## What you should do
Give every line below again, exactly.

## Items
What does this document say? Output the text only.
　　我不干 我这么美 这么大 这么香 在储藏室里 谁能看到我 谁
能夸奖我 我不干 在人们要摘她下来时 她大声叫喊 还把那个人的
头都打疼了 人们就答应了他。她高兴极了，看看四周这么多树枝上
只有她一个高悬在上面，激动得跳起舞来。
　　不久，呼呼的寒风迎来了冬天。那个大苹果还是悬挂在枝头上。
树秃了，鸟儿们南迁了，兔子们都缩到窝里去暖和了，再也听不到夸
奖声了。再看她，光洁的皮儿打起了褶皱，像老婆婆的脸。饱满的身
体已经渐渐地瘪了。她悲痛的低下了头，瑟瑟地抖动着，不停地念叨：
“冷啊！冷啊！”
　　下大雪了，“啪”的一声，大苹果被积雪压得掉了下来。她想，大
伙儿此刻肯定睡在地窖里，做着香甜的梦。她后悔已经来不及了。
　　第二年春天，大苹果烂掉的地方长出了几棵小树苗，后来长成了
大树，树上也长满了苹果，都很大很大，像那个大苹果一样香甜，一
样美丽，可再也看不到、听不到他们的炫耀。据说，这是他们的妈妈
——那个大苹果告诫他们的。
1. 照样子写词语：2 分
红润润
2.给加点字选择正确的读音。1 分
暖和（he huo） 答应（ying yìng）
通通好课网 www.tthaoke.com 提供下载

## Task result
What does this document say? Output the text only.
　　我不干 我这么美 这么大 这么香 在储藏室里 谁能看到我 谁
能夸奖我 我不干 在人们要摘她下来时 她大声叫喊 还把那个人的
头都打疼了 人们就答应了他。她高兴极了，看看四周这么多树枝上
只有她一个高悬在上面，激动得跳起舞来。
　　不久，呼呼的寒风迎来了冬天。那个大苹果还是悬挂在枝头上。
树秃了，鸟儿们南迁了，兔子们都缩到窝里去暖和了，再也听不到夸
奖声了。再看她，光洁的皮儿打起了褶皱，像老婆婆的脸。饱满的身
体已经渐渐地瘪了。她悲痛的低下了头，瑟瑟地抖动着，不停地念叨：
“冷啊！冷啊！”
　　下大雪了，“啪”的一声，大苹果被积雪压得掉了下来。她想，大
伙儿此刻肯定睡在地窖里，做着香甜的梦。她后悔已经来不及了。
　　第二年春天，大苹果烂掉的地方长出了几棵小树苗，后来长成了
大树，树上也长满了苹果，都很大很大，像那个大苹果一样香甜，一
样美丽，可再也看不到、听不到他们的炫耀。据说，这是他们的妈妈
——那个大苹果告诫他们的。
1. 照样子写词语：2 分
红润润
2.给加点字选择正确的读音。1 分
暖和（he huo） 答应（ying yìng）
通通好课网 www.tthaoke.com 提供下载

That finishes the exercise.